Excerpts from a figure dataset
━━━━━━━━━━━━━━━━━━━━

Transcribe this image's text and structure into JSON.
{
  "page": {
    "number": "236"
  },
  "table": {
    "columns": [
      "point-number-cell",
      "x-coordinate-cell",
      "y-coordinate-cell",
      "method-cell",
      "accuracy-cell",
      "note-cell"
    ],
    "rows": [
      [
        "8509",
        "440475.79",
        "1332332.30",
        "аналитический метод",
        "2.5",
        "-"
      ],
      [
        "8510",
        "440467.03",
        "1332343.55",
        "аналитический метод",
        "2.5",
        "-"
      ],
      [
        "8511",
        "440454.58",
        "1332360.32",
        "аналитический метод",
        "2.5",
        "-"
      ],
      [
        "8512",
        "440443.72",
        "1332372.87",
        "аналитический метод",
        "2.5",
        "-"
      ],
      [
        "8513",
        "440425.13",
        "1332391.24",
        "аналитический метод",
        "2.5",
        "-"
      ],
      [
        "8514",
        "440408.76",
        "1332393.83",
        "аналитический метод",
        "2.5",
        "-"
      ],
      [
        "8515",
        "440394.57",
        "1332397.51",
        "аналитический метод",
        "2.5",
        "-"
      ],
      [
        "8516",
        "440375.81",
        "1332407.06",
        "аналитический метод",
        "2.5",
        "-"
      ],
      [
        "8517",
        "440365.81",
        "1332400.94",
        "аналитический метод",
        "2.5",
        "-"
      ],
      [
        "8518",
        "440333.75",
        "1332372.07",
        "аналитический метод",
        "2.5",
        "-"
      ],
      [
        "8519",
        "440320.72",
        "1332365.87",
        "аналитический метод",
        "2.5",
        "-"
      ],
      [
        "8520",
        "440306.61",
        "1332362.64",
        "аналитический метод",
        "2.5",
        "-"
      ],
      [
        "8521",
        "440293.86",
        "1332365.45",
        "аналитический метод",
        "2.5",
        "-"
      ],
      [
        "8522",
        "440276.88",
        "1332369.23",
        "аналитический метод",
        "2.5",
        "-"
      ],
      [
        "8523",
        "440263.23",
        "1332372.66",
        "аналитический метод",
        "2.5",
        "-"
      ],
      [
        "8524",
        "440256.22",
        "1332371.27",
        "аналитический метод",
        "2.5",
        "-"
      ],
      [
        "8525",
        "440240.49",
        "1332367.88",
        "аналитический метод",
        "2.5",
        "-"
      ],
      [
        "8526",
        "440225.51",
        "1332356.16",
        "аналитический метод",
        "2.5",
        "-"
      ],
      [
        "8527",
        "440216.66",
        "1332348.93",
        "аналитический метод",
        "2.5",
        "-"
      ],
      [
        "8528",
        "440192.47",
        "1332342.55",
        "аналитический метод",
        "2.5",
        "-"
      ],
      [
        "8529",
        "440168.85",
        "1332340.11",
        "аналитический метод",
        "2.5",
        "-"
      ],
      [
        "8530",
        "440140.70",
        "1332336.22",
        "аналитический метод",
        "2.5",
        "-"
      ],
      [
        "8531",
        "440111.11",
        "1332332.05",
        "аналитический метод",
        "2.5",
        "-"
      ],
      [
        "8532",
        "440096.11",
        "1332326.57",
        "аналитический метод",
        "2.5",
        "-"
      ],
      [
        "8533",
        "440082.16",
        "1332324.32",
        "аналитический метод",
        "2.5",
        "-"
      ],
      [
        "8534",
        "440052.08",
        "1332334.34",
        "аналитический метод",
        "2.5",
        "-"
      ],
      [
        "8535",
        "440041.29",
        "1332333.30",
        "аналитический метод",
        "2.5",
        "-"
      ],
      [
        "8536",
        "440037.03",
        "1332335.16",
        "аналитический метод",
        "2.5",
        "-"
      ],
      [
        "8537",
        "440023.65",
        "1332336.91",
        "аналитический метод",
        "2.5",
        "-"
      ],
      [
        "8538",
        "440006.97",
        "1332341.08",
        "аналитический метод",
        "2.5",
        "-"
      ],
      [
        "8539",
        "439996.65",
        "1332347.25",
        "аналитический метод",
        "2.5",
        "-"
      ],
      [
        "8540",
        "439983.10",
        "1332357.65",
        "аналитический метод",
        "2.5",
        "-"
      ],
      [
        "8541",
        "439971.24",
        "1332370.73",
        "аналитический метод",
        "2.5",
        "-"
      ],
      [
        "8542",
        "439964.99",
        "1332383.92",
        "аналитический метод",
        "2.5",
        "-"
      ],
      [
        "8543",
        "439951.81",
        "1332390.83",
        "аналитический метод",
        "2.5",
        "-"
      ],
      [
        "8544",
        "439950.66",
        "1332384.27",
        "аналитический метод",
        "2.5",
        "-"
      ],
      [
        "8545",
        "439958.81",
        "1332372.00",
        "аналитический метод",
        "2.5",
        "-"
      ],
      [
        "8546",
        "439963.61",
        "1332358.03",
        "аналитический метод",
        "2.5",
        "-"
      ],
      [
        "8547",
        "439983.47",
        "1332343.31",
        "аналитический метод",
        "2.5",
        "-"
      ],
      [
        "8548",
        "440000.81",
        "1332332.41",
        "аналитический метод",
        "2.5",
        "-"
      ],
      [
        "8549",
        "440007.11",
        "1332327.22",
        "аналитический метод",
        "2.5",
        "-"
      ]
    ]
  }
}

━━━━━━━━━━━━━━━━━━━━

- **WORK REQUIRED**: Write out every entry above, word for word.

- **REPLY**:
Transcribe this image's text and structure into JSON.
{
  "page": {
    "number": "236"
  },
  "table": {
    "columns": [
      "point-number-cell",
      "x-coordinate-cell",
      "y-coordinate-cell",
      "method-cell",
      "accuracy-cell",
      "note-cell"
    ],
    "rows": [
      [
        "8509",
        "440475.79",
        "1332332.30",
        "аналитический метод",
        "2.5",
        "-"
      ],
      [
        "8510",
        "440467.03",
        "1332343.55",
        "аналитический метод",
        "2.5",
        "-"
      ],
      [
        "8511",
        "440454.58",
        "1332360.32",
        "аналитический метод",
        "2.5",
        "-"
      ],
      [
        "8512",
        "440443.72",
        "1332372.87",
        "аналитический метод",
        "2.5",
        "-"
      ],
      [
        "8513",
        "440425.13",
        "1332391.24",
        "аналитический метод",
        "2.5",
        "-"
      ],
      [
        "8514",
        "440408.76",
        "1332393.83",
        "аналитический метод",
        "2.5",
        "-"
      ],
      [
        "8515",
        "440394.57",
        "1332397.51",
        "аналитический метод",
        "2.5",
        "-"
      ],
      [
        "8516",
        "440375.81",
        "1332407.06",
        "аналитический метод",
        "2.5",
        "-"
      ],
      [
        "8517",
        "440365.81",
        "1332400.94",
        "аналитический метод",
        "2.5",
        "-"
      ],
      [
        "8518",
        "440333.75",
        "1332372.07",
        "аналитический метод",
        "2.5",
        "-"
      ],
      [
        "8519",
        "440320.72",
        "1332365.87",
        "аналитический метод",
        "2.5",
        "-"
      ],
      [
        "8520",
        "440306.61",
        "1332362.64",
        "аналитический метод",
        "2.5",
        "-"
      ],
      [
        "8521",
        "440293.86",
        "1332365.45",
        "аналитический метод",
        "2.5",
        "-"
      ],
      [
        "8522",
        "440276.88",
        "1332369.23",
        "аналитический метод",
        "2.5",
        "-"
      ],
      [
        "8523",
        "440263.23",
        "1332372.66",
        "аналитический метод",
        "2.5",
        "-"
      ],
      [
        "8524",
        "440256.22",
        "1332371.27",
        "аналитический метод",
        "2.5",
        "-"
      ],
      [
        "8525",
        "440240.49",
        "1332367.88",
        "аналитический метод",
        "2.5",
        "-"
      ],
      [
        "8526",
        "440225.51",
        "1332356.16",
        "аналитический метод",
        "2.5",
        "-"
      ],
      [
        "8527",
        "440216.66",
        "1332348.93",
        "аналитический метод",
        "2.5",
        "-"
      ],
      [
        "8528",
        "440192.47",
        "1332342.55",
        "аналитический метод",
        "2.5",
        "-"
      ],
      [
        "8529",
        "440168.85",
        "1332340.11",
        "аналитический метод",
        "2.5",
        "-"
      ],
      [
        "8530",
        "440140.70",
        "1332336.22",
        "аналитический метод",
        "2.5",
        "-"
      ],
      [
        "8531",
        "440111.11",
        "1332332.05",
        "аналитический метод",
        "2.5",
        "-"
      ],
      [
        "8532",
        "440096.11",
        "1332326.57",
        "аналитический метод",
        "2.5",
        "-"
      ],
      [
        "8533",
        "440082.16",
        "1332324.32",
        "аналитический метод",
        "2.5",
        "-"
      ],
      [
        "8534",
        "440052.08",
        "1332334.34",
        "аналитический метод",
        "2.5",
        "-"
      ],
      [
        "8535",
        "440041.29",
        "1332333.30",
        "аналитический метод",
        "2.5",
        "-"
      ],
      [
        "8536",
        "440037.03",
        "1332335.16",
        "аналитический метод",
        "2.5",
        "-"
      ],
      [
        "8537",
        "440023.65",
        "1332336.91",
        "аналитический метод",
        "2.5",
        "-"
      ],
      [
        "8538",
        "440006.97",
        "1332341.08",
        "аналитический метод",
        "2.5",
        "-"
      ],
      [
        "8539",
        "439996.65",
        "1332347.25",
        "аналитический метод",
        "2.5",
        "-"
      ],
      [
        "8540",
        "439983.10",
        "1332357.65",
        "аналитический метод",
        "2.5",
        "-"
      ],
      [
        "8541",
        "439971.24",
        "1332370.73",
        "аналитический метод",
        "2.5",
        "-"
      ],
      [
        "8542",
        "439964.99",
        "1332383.92",
        "аналитический метод",
        "2.5",
        "-"
      ],
      [
        "8543",
        "439951.81",
        "1332390.83",
        "аналитический метод",
        "2.5",
        "-"
      ],
      [
        "8544",
        "439950.66",
        "1332384.27",
        "аналитический метод",
        "2.5",
        "-"
      ],
      [
        "8545",
        "439958.81",
        "1332372.00",
        "аналитический метод",
        "2.5",
        "-"
      ],
      [
        "8546",
        "439963.61",
        "1332358.03",
        "аналитический метод",
        "2.5",
        "-"
      ],
      [
        "8547",
        "439983.47",
        "1332343.31",
        "аналитический метод",
        "2.5",
        "-"
      ],
      [
        "8548",
        "440000.81",
        "1332332.41",
        "аналитический метод",
        "2.5",
        "-"
      ],
      [
        "8549",
        "440007.11",
        "1332327.22",
        "аналитический метод",
        "2.5",
        "-"
      ]
    ]
  }
}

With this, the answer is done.